INSTRUCTIONS TO FOLLOW » Take the line that contains "Convert this screenshot" as the first and the last line of the material as the final one; set down exactly the lines in that span.

ROWS »

####

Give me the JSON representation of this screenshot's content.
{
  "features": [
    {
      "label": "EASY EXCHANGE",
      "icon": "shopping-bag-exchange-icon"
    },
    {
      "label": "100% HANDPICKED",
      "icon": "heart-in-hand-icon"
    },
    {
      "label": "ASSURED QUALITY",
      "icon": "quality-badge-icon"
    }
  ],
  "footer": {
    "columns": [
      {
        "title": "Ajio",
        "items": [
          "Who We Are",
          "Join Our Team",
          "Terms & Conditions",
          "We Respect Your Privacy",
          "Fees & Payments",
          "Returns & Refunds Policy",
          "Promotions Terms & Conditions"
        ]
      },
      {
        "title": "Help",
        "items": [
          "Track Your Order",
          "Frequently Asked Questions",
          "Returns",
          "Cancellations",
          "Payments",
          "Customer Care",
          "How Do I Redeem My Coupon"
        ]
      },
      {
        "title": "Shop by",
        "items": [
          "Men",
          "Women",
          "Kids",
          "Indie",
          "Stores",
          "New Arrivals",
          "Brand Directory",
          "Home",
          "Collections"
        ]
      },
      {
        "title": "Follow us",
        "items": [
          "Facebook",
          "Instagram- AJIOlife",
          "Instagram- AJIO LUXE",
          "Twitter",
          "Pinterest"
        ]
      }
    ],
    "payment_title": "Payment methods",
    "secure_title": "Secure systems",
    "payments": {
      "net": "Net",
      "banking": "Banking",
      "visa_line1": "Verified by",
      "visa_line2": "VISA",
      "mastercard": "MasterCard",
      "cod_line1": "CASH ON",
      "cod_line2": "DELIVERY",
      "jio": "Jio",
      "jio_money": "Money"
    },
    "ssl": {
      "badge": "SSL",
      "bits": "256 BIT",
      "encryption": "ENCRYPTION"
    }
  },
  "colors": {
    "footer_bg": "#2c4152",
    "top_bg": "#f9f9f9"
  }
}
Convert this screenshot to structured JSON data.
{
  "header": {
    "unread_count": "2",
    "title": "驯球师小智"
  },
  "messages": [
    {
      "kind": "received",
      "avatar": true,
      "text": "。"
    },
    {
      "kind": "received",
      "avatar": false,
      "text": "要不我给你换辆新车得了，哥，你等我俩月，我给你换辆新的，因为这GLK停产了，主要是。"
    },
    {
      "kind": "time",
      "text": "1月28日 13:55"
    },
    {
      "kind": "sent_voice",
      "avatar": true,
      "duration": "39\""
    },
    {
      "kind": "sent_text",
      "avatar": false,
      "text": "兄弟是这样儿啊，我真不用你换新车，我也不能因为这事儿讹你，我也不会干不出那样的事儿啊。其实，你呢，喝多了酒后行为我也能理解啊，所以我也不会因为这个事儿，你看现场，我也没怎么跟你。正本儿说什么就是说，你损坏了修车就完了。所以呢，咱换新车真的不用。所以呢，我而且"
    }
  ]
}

####

TASK OUTPUT »
Convert this screenshot to structured JSON data.
{
  "header": {
    "unread_count": "2",
    "title": "驯球师小智"
  },
  "messages": [
    {
      "kind": "received",
      "avatar": true,
      "text": "。"
    },
    {
      "kind": "received",
      "avatar": false,
      "text": "要不我给你换辆新车得了，哥，你等我俩月，我给你换辆新的，因为这GLK停产了，主要是。"
    },
    {
      "kind": "time",
      "text": "1月28日 13:55"
    },
    {
      "kind": "sent_voice",
      "avatar": true,
      "duration": "39\""
    },
    {
      "kind": "sent_text",
      "avatar": false,
      "text": "兄弟是这样儿啊，我真不用你换新车，我也不能因为这事儿讹你，我也不会干不出那样的事儿啊。其实，你呢，喝多了酒后行为我也能理解啊，所以我也不会因为这个事儿，你看现场，我也没怎么跟你。正本儿说什么就是说，你损坏了修车就完了。所以呢，咱换新车真的不用。所以呢，我而且"
    }
  ]
}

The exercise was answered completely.